Task to complete:
Search the data for the word "text" and copy every line that contains it.

Information provided:

———

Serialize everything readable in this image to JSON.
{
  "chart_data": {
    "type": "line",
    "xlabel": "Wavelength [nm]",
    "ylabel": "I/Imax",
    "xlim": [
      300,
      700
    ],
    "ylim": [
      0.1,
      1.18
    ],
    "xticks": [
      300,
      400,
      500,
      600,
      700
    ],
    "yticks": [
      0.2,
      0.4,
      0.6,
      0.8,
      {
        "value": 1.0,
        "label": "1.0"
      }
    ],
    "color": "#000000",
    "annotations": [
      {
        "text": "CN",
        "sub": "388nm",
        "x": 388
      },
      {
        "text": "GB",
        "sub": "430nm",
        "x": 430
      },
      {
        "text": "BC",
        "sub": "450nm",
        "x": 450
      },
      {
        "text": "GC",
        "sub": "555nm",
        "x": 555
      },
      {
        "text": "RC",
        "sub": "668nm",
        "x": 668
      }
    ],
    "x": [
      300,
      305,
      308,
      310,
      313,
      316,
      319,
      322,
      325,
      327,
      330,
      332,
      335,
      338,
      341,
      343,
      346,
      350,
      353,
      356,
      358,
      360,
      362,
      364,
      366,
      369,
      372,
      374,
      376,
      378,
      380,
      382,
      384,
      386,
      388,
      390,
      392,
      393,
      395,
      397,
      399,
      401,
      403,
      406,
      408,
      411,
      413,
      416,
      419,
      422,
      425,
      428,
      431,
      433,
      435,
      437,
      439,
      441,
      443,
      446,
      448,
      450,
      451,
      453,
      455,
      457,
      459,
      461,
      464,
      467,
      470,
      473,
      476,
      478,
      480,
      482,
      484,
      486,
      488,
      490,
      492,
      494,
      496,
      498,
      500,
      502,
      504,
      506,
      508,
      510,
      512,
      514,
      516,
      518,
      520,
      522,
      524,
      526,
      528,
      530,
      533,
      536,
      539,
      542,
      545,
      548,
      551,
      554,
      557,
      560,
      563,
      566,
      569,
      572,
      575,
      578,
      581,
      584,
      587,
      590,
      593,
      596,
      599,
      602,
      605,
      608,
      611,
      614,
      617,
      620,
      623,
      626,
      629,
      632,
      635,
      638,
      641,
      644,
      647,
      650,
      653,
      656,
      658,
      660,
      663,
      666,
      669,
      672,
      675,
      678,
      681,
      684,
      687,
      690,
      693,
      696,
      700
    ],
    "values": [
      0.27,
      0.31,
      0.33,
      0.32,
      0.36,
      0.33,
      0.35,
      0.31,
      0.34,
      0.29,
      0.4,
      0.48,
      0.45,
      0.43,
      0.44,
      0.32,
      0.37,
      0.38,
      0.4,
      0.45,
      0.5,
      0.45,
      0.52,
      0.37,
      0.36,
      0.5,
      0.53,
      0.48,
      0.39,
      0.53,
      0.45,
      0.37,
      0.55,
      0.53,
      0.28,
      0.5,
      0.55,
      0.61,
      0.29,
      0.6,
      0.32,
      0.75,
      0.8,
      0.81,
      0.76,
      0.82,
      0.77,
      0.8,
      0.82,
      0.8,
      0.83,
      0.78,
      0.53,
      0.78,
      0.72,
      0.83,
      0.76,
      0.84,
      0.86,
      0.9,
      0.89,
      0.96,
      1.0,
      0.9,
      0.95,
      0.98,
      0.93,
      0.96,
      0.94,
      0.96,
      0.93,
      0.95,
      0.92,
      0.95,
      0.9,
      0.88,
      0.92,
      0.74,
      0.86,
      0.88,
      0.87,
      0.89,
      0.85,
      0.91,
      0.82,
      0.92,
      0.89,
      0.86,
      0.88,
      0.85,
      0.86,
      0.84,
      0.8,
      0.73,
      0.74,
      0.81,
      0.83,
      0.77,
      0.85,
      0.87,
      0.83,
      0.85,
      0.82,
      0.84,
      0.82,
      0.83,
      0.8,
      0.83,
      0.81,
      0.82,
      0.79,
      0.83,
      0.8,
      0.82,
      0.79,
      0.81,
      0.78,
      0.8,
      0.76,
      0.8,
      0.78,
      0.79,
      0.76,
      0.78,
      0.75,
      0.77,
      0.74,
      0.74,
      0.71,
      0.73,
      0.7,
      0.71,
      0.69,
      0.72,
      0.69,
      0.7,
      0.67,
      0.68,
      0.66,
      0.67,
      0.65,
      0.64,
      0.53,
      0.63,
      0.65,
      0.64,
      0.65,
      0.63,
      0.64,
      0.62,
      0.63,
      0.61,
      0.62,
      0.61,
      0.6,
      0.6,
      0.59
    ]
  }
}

———

Answer below:
        "text": "CN",
        "text": "GB",
        "text": "BC",
        "text": "GC",
        "text": "RC",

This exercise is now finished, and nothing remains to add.